* [Required work]:
Single out each line with the word "este" and copy it.

* [Material for this exercise]:
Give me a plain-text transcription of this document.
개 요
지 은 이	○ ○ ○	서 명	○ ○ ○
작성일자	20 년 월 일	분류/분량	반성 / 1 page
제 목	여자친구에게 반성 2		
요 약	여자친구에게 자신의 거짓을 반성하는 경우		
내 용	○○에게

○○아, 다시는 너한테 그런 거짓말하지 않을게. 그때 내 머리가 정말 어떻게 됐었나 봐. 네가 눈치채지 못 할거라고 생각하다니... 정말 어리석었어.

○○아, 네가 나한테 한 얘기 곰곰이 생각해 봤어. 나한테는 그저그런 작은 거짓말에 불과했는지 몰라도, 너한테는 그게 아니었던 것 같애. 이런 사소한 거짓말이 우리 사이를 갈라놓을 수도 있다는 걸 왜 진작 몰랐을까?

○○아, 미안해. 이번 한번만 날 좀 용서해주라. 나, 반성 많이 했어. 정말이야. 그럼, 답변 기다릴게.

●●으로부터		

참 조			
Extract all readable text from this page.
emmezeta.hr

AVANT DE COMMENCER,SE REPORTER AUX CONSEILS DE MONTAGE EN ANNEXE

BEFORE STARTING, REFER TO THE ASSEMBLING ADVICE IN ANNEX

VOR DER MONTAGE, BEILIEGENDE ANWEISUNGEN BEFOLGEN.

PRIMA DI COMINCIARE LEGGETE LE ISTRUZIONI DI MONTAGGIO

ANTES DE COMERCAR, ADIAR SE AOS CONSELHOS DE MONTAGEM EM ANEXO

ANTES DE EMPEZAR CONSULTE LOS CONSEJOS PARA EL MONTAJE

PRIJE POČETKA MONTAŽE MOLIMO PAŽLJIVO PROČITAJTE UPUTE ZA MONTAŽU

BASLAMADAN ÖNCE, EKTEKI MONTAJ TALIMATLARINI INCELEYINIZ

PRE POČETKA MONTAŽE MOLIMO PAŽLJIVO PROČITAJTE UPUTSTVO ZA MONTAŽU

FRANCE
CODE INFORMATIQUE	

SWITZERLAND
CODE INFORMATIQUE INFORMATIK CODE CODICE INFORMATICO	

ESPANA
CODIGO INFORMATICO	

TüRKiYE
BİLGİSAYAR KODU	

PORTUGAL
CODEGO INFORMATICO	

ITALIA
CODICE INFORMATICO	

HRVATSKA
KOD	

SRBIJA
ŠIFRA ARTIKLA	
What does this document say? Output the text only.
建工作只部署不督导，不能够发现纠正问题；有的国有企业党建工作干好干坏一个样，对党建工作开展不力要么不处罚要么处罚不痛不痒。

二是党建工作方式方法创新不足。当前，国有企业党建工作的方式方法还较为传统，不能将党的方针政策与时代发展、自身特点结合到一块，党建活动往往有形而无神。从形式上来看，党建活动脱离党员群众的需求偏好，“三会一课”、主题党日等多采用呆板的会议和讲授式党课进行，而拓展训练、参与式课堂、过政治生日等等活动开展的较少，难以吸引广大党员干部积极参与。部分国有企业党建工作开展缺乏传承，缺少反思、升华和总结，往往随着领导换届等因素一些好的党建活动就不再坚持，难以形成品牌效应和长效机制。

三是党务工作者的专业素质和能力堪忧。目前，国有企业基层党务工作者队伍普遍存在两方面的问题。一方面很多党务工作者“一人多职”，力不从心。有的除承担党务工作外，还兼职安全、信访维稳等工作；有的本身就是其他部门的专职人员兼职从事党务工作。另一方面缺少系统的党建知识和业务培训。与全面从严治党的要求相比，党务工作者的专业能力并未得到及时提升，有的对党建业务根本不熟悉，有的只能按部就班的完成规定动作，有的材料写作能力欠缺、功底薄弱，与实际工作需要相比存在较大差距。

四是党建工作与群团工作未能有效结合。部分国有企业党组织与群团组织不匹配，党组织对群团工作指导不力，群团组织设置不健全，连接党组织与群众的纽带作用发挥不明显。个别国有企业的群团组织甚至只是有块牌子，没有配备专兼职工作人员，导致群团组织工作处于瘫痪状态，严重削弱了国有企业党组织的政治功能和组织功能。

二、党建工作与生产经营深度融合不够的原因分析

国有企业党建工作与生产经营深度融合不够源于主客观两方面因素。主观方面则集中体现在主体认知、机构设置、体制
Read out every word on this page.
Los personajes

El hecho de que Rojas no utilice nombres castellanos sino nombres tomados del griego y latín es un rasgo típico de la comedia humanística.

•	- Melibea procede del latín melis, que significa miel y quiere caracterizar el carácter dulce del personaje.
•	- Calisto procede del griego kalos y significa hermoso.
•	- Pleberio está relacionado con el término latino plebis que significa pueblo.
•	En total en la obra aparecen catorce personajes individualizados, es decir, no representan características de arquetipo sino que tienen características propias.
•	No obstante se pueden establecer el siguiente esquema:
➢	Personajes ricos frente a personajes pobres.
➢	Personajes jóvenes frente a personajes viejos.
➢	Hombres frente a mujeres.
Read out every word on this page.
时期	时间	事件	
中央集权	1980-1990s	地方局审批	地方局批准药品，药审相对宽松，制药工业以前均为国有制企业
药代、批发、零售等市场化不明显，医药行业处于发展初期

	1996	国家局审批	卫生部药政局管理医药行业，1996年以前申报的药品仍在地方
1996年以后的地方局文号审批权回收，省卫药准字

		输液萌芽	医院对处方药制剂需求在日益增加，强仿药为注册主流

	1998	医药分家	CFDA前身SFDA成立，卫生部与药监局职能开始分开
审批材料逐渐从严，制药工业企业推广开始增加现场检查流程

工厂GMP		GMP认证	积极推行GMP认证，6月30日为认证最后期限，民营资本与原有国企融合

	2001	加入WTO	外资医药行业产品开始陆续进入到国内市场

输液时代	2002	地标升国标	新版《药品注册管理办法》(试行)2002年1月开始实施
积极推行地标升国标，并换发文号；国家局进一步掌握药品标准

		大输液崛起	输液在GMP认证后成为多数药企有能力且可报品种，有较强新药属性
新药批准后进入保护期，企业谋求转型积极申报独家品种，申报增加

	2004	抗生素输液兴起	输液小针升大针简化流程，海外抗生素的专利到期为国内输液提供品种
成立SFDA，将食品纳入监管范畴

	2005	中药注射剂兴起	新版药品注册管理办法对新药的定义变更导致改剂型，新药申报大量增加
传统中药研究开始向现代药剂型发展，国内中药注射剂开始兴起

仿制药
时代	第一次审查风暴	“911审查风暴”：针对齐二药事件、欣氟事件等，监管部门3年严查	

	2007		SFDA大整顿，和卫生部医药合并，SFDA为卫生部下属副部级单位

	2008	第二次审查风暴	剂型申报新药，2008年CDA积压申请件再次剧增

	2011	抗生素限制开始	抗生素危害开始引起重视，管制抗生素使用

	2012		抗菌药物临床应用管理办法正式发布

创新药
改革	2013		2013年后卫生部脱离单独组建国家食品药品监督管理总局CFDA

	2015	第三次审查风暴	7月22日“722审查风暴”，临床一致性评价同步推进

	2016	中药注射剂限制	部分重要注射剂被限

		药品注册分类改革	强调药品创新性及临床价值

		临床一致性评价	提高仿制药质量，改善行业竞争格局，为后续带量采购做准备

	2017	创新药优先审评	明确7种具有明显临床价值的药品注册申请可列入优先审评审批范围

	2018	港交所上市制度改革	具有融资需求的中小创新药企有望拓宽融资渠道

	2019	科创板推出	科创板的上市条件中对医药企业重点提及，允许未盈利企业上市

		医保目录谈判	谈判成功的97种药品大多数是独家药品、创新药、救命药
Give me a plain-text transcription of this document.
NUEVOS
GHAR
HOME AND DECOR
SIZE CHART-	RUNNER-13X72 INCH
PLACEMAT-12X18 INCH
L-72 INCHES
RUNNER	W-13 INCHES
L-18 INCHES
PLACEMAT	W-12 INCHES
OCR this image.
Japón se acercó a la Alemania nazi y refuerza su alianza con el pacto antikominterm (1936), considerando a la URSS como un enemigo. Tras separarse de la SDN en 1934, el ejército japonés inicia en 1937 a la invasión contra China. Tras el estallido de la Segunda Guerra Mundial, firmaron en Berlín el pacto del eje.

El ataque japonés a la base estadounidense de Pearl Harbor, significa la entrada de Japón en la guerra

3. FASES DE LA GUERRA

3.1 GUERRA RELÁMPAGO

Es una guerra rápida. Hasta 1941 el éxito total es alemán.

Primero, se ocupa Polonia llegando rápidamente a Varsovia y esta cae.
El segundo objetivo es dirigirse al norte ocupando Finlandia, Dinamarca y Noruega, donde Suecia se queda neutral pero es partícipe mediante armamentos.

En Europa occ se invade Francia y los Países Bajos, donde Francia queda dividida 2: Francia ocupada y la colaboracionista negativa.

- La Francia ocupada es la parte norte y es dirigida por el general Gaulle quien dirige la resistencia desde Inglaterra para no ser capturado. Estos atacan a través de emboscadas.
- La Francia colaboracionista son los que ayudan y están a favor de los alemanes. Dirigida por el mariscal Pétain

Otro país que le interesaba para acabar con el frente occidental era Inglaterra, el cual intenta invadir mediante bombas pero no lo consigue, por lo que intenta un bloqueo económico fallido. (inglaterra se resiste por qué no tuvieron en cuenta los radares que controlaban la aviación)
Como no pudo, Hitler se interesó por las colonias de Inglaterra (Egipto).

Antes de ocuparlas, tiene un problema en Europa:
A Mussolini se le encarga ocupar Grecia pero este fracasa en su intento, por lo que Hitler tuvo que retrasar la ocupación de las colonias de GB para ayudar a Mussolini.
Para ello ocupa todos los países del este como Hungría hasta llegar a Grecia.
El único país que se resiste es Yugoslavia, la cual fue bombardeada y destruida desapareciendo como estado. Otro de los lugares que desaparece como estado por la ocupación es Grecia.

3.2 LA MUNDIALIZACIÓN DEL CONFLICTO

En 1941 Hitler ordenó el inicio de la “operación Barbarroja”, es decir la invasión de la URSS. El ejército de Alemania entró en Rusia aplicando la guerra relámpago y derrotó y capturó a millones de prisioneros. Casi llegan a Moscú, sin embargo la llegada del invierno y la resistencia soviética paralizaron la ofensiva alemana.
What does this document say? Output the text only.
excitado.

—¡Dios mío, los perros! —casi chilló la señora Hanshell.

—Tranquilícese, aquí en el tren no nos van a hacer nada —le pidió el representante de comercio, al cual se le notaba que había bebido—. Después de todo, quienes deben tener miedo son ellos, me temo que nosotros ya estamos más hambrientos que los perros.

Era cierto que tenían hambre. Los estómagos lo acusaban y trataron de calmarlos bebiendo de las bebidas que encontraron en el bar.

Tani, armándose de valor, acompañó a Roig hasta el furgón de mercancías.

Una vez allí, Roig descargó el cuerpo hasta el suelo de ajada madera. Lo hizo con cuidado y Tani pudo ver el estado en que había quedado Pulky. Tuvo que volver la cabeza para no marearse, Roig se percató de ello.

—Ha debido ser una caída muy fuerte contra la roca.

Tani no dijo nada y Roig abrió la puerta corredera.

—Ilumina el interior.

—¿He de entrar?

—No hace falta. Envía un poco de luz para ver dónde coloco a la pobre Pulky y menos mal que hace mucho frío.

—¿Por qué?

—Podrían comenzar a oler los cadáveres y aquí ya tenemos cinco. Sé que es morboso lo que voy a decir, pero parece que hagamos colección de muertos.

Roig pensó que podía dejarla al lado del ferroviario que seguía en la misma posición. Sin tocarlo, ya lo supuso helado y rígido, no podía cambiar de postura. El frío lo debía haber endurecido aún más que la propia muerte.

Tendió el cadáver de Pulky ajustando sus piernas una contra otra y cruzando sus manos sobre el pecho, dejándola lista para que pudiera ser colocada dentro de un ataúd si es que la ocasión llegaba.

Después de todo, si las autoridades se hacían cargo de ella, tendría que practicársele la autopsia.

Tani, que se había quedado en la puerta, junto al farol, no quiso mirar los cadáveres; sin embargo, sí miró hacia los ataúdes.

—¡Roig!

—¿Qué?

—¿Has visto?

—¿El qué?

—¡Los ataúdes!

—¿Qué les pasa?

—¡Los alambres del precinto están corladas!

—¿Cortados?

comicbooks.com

* [The answer]:
A Mussolini se le encarga ocupar Grecia pero este fracasa en su intento, por lo que Hitler tuvo que retrasar la ocupación de las colonias de GB para ayudar a Mussolini.
Para ello ocupa todos los países del este como Hungría hasta llegar a Grecia.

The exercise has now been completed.